-- Your task --
Reproduce the records that follow in full, excluding any picture they contain.

+++

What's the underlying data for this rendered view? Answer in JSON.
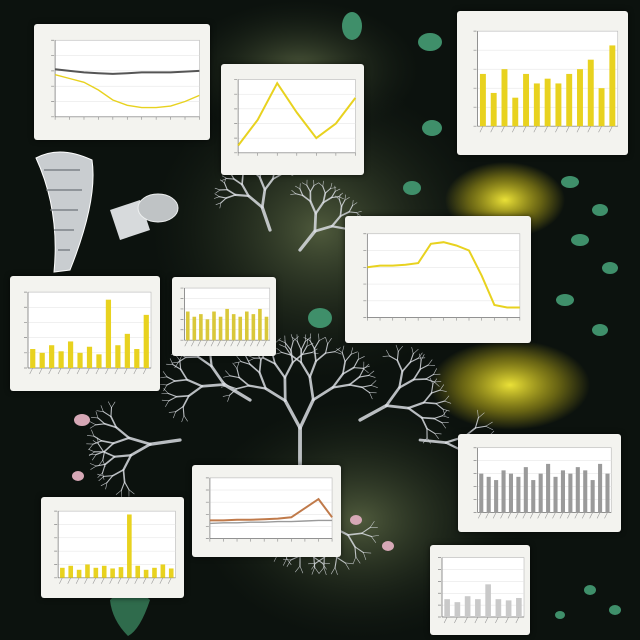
{
  "palette": {
    "background": "#0c120e",
    "card": "#f3f3ef",
    "accent_yellow": "#e8d21f",
    "bar_grey": "#9a9a9a",
    "vein_white": "#d8dce0",
    "leaf_green": "#3f8f6a"
  },
  "chart_data": [
    {
      "type": "line",
      "x": [
        0,
        1,
        2,
        3,
        4,
        5,
        6,
        7,
        8,
        9,
        10
      ],
      "series": [
        {
          "values": [
            0.62,
            0.6,
            0.58,
            0.57,
            0.56,
            0.57,
            0.58,
            0.58,
            0.58,
            0.59,
            0.6
          ]
        },
        {
          "values": [
            0.55,
            0.5,
            0.45,
            0.35,
            0.22,
            0.15,
            0.12,
            0.12,
            0.14,
            0.2,
            0.28
          ]
        }
      ],
      "ylim": [
        0,
        1
      ],
      "grid": true
    },
    {
      "type": "line",
      "x": [
        0,
        1,
        2,
        3,
        4,
        5,
        6
      ],
      "series": [
        {
          "values": [
            0.1,
            0.45,
            0.95,
            0.55,
            0.2,
            0.4,
            0.75
          ]
        }
      ],
      "ylim": [
        0,
        1
      ],
      "grid": true
    },
    {
      "type": "bar",
      "values": [
        0.55,
        0.35,
        0.6,
        0.3,
        0.55,
        0.45,
        0.5,
        0.45,
        0.55,
        0.6,
        0.7,
        0.4,
        0.85
      ],
      "ylim": [
        0,
        1
      ],
      "grid": true
    },
    {
      "type": "line",
      "x": [
        0,
        1,
        2,
        3,
        4,
        5,
        6,
        7,
        8,
        9,
        10,
        11,
        12
      ],
      "series": [
        {
          "values": [
            0.6,
            0.62,
            0.62,
            0.63,
            0.65,
            0.88,
            0.9,
            0.86,
            0.8,
            0.5,
            0.15,
            0.12,
            0.12
          ]
        }
      ],
      "ylim": [
        0,
        1
      ],
      "grid": true
    },
    {
      "type": "bar",
      "values": [
        0.25,
        0.2,
        0.3,
        0.22,
        0.35,
        0.2,
        0.28,
        0.18,
        0.9,
        0.3,
        0.45,
        0.25,
        0.7
      ],
      "ylim": [
        0,
        1
      ],
      "grid": true
    },
    {
      "type": "bar",
      "values": [
        0.55,
        0.45,
        0.5,
        0.4,
        0.55,
        0.45,
        0.6,
        0.5,
        0.45,
        0.55,
        0.5,
        0.6,
        0.45
      ],
      "ylim": [
        0,
        1
      ],
      "grid": true
    },
    {
      "type": "bar",
      "values": [
        0.6,
        0.55,
        0.5,
        0.65,
        0.6,
        0.55,
        0.7,
        0.5,
        0.6,
        0.75,
        0.55,
        0.65,
        0.6,
        0.7,
        0.65,
        0.5,
        0.75,
        0.6
      ],
      "ylim": [
        0,
        1
      ],
      "grid": true
    },
    {
      "type": "line",
      "x": [
        0,
        1,
        2,
        3,
        4,
        5,
        6,
        7,
        8,
        9
      ],
      "series": [
        {
          "values": [
            0.3,
            0.3,
            0.31,
            0.31,
            0.32,
            0.33,
            0.35,
            0.5,
            0.65,
            0.35
          ]
        },
        {
          "values": [
            0.25,
            0.26,
            0.26,
            0.27,
            0.27,
            0.28,
            0.28,
            0.29,
            0.3,
            0.3
          ]
        }
      ],
      "ylim": [
        0,
        1
      ],
      "grid": true
    },
    {
      "type": "bar",
      "values": [
        0.15,
        0.18,
        0.12,
        0.2,
        0.15,
        0.18,
        0.14,
        0.16,
        0.95,
        0.18,
        0.12,
        0.15,
        0.2,
        0.14
      ],
      "ylim": [
        0,
        1
      ],
      "grid": true
    },
    {
      "type": "bar",
      "values": [
        0.3,
        0.25,
        0.35,
        0.3,
        0.55,
        0.3,
        0.28,
        0.32
      ],
      "ylim": [
        0,
        1
      ],
      "grid": true
    }
  ]
}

+++

-- Output of the exercise --
What's the underlying data for this rendered view? Answer in JSON.
{
  "palette": {
    "background": "#0c120e",
    "card": "#f3f3ef",
    "accent_yellow": "#e8d21f",
    "bar_grey": "#9a9a9a",
    "vein_white": "#d8dce0",
    "leaf_green": "#3f8f6a"
  },
  "chart_data": [
    {
      "type": "line",
      "x": [
        0,
        1,
        2,
        3,
        4,
        5,
        6,
        7,
        8,
        9,
        10
      ],
      "series": [
        {
          "values": [
            0.62,
            0.6,
            0.58,
            0.57,
            0.56,
            0.57,
            0.58,
            0.58,
            0.58,
            0.59,
            0.6
          ]
        },
        {
          "values": [
            0.55,
            0.5,
            0.45,
            0.35,
            0.22,
            0.15,
            0.12,
            0.12,
            0.14,
            0.2,
            0.28
          ]
        }
      ],
      "ylim": [
        0,
        1
      ],
      "grid": true
    },
    {
      "type": "line",
      "x": [
        0,
        1,
        2,
        3,
        4,
        5,
        6
      ],
      "series": [
        {
          "values": [
            0.1,
            0.45,
            0.95,
            0.55,
            0.2,
            0.4,
            0.75
          ]
        }
      ],
      "ylim": [
        0,
        1
      ],
      "grid": true
    },
    {
      "type": "bar",
      "values": [
        0.55,
        0.35,
        0.6,
        0.3,
        0.55,
        0.45,
        0.5,
        0.45,
        0.55,
        0.6,
        0.7,
        0.4,
        0.85
      ],
      "ylim": [
        0,
        1
      ],
      "grid": true
    },
    {
      "type": "line",
      "x": [
        0,
        1,
        2,
        3,
        4,
        5,
        6,
        7,
        8,
        9,
        10,
        11,
        12
      ],
      "series": [
        {
          "values": [
            0.6,
            0.62,
            0.62,
            0.63,
            0.65,
            0.88,
            0.9,
            0.86,
            0.8,
            0.5,
            0.15,
            0.12,
            0.12
          ]
        }
      ],
      "ylim": [
        0,
        1
      ],
      "grid": true
    },
    {
      "type": "bar",
      "values": [
        0.25,
        0.2,
        0.3,
        0.22,
        0.35,
        0.2,
        0.28,
        0.18,
        0.9,
        0.3,
        0.45,
        0.25,
        0.7
      ],
      "ylim": [
        0,
        1
      ],
      "grid": true
    },
    {
      "type": "bar",
      "values": [
        0.55,
        0.45,
        0.5,
        0.4,
        0.55,
        0.45,
        0.6,
        0.5,
        0.45,
        0.55,
        0.5,
        0.6,
        0.45
      ],
      "ylim": [
        0,
        1
      ],
      "grid": true
    },
    {
      "type": "bar",
      "values": [
        0.6,
        0.55,
        0.5,
        0.65,
        0.6,
        0.55,
        0.7,
        0.5,
        0.6,
        0.75,
        0.55,
        0.65,
        0.6,
        0.7,
        0.65,
        0.5,
        0.75,
        0.6
      ],
      "ylim": [
        0,
        1
      ],
      "grid": true
    },
    {
      "type": "line",
      "x": [
        0,
        1,
        2,
        3,
        4,
        5,
        6,
        7,
        8,
        9
      ],
      "series": [
        {
          "values": [
            0.3,
            0.3,
            0.31,
            0.31,
            0.32,
            0.33,
            0.35,
            0.5,
            0.65,
            0.35
          ]
        },
        {
          "values": [
            0.25,
            0.26,
            0.26,
            0.27,
            0.27,
            0.28,
            0.28,
            0.29,
            0.3,
            0.3
          ]
        }
      ],
      "ylim": [
        0,
        1
      ],
      "grid": true
    },
    {
      "type": "bar",
      "values": [
        0.15,
        0.18,
        0.12,
        0.2,
        0.15,
        0.18,
        0.14,
        0.16,
        0.95,
        0.18,
        0.12,
        0.15,
        0.2,
        0.14
      ],
      "ylim": [
        0,
        1
      ],
      "grid": true
    },
    {
      "type": "bar",
      "values": [
        0.3,
        0.25,
        0.35,
        0.3,
        0.55,
        0.3,
        0.28,
        0.32
      ],
      "ylim": [
        0,
        1
      ],
      "grid": true
    }
  ]
}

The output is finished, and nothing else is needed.